◆ The request ◆
In the listing below, find every line containing "services" and copy it out.

Start Task input

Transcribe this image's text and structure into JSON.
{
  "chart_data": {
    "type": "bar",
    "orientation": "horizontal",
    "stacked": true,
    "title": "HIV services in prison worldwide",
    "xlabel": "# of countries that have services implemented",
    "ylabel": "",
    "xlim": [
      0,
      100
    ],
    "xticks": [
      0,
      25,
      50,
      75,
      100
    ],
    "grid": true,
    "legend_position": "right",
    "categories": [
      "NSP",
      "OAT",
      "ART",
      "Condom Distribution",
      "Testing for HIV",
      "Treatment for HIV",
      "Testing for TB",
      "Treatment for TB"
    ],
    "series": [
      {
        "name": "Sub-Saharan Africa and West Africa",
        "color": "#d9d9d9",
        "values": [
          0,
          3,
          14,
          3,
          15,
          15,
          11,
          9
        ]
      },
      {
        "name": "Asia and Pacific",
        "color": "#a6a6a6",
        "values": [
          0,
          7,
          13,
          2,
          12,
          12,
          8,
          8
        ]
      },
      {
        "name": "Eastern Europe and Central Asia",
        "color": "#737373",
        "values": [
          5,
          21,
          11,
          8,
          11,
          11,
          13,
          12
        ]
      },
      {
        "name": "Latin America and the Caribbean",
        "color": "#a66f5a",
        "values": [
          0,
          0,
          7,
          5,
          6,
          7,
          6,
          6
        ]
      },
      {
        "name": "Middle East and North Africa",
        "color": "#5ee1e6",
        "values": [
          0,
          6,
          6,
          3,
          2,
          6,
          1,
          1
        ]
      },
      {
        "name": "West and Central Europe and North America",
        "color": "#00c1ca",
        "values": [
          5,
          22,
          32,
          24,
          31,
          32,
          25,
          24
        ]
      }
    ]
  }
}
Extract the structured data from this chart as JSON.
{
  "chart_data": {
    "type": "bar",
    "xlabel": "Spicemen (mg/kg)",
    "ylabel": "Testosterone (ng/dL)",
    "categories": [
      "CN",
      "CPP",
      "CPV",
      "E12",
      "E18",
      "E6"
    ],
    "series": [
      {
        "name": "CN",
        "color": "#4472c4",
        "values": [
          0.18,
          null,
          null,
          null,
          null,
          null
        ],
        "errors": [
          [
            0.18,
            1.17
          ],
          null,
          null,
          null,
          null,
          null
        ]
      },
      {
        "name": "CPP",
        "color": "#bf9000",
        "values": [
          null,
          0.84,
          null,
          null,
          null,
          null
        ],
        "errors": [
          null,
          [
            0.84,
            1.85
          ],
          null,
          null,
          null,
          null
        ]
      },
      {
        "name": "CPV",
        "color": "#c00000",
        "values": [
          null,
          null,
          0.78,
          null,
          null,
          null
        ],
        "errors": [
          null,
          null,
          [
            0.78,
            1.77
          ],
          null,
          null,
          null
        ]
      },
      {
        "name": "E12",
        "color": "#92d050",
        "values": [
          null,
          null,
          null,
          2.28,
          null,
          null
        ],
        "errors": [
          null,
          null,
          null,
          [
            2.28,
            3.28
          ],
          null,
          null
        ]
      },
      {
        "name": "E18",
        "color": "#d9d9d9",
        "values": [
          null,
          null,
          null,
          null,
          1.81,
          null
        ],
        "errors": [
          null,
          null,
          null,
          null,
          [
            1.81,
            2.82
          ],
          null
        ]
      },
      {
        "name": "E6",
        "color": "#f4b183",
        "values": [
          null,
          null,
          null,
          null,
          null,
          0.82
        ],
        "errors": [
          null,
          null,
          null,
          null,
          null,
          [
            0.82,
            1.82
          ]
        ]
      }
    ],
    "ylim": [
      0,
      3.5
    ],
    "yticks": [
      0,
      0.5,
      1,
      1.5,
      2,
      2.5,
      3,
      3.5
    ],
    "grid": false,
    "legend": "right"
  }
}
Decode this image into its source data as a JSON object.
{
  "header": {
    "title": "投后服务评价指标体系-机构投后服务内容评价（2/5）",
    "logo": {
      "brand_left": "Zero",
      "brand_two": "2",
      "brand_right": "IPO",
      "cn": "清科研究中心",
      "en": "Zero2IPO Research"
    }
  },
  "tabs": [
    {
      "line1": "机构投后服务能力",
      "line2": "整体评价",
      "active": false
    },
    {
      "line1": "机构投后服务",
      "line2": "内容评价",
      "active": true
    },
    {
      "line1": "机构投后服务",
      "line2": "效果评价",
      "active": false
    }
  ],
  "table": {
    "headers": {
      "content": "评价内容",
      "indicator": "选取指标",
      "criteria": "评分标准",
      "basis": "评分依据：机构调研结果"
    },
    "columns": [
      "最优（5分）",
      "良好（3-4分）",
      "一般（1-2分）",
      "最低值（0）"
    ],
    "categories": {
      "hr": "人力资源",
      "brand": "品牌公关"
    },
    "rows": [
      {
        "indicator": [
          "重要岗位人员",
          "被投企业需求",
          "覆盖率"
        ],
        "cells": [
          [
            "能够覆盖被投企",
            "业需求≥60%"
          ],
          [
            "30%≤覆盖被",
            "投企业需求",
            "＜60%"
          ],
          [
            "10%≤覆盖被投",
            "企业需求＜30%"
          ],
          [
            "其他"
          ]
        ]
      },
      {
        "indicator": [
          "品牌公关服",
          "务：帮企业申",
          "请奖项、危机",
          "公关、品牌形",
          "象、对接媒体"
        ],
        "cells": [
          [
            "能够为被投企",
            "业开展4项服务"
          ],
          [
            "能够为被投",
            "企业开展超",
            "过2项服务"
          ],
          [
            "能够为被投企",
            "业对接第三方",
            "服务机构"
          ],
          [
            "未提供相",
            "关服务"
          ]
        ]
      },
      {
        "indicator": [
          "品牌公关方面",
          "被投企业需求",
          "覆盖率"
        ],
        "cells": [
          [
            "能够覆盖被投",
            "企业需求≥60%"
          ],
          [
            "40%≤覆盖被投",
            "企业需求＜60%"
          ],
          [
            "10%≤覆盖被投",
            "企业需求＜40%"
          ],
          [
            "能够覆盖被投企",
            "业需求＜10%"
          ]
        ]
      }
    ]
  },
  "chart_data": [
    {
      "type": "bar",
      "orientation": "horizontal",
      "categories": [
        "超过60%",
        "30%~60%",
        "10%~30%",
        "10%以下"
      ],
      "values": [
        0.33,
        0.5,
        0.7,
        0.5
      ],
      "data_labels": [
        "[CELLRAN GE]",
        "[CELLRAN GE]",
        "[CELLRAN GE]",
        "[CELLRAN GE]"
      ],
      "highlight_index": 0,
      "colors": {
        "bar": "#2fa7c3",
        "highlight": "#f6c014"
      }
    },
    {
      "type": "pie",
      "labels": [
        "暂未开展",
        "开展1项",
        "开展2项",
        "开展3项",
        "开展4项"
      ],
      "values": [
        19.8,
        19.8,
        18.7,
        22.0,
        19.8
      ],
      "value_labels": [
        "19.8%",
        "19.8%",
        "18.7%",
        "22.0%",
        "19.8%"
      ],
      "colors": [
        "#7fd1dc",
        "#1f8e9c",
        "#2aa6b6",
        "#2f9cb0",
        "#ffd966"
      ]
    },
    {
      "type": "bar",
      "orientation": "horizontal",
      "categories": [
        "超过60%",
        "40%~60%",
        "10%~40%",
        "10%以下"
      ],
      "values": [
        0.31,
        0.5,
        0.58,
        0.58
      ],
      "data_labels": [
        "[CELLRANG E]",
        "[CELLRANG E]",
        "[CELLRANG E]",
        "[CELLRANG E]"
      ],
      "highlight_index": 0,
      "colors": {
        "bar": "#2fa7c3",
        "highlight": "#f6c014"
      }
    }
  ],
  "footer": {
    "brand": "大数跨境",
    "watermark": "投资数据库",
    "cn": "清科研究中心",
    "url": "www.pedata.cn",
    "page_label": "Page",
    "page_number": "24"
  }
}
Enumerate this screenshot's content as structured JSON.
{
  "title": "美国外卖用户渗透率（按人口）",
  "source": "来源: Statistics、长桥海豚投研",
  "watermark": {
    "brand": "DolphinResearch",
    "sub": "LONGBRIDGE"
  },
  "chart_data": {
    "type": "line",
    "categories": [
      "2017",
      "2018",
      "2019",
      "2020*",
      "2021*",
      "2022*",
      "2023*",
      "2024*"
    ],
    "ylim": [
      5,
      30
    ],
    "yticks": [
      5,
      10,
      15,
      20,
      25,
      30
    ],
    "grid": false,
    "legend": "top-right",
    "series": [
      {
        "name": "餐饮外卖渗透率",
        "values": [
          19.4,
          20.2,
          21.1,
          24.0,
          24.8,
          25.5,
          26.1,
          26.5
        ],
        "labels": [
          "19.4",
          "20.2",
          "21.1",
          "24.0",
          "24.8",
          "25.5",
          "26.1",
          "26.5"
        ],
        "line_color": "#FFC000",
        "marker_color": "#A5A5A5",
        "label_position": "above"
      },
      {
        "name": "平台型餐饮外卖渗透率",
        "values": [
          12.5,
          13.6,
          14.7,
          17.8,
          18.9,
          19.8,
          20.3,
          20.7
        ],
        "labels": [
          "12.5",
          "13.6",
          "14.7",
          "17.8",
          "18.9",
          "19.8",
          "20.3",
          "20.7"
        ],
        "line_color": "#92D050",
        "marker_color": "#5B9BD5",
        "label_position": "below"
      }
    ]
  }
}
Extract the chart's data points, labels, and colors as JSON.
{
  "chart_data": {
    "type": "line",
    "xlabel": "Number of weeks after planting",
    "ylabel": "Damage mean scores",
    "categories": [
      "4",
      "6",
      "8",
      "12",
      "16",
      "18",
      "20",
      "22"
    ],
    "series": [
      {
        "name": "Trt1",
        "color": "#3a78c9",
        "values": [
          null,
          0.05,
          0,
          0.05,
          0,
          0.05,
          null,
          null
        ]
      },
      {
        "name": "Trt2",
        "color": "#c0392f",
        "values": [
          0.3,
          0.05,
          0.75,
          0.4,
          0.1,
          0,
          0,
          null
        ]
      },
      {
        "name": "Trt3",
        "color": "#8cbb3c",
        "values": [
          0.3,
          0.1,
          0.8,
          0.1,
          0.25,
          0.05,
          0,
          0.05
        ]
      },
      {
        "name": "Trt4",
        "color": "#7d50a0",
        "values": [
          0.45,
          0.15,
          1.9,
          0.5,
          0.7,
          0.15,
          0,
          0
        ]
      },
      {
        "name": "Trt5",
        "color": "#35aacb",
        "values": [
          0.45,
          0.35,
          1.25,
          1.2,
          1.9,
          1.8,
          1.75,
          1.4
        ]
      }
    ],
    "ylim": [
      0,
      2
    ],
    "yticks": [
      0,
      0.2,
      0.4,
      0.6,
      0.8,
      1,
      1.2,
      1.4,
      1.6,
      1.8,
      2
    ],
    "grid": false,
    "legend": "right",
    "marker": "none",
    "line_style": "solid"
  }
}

End Task input

◆ Solution for this task ◆
    "title": "HIV services in prison worldwide",
    "xlabel": "# of countries that have services implemented",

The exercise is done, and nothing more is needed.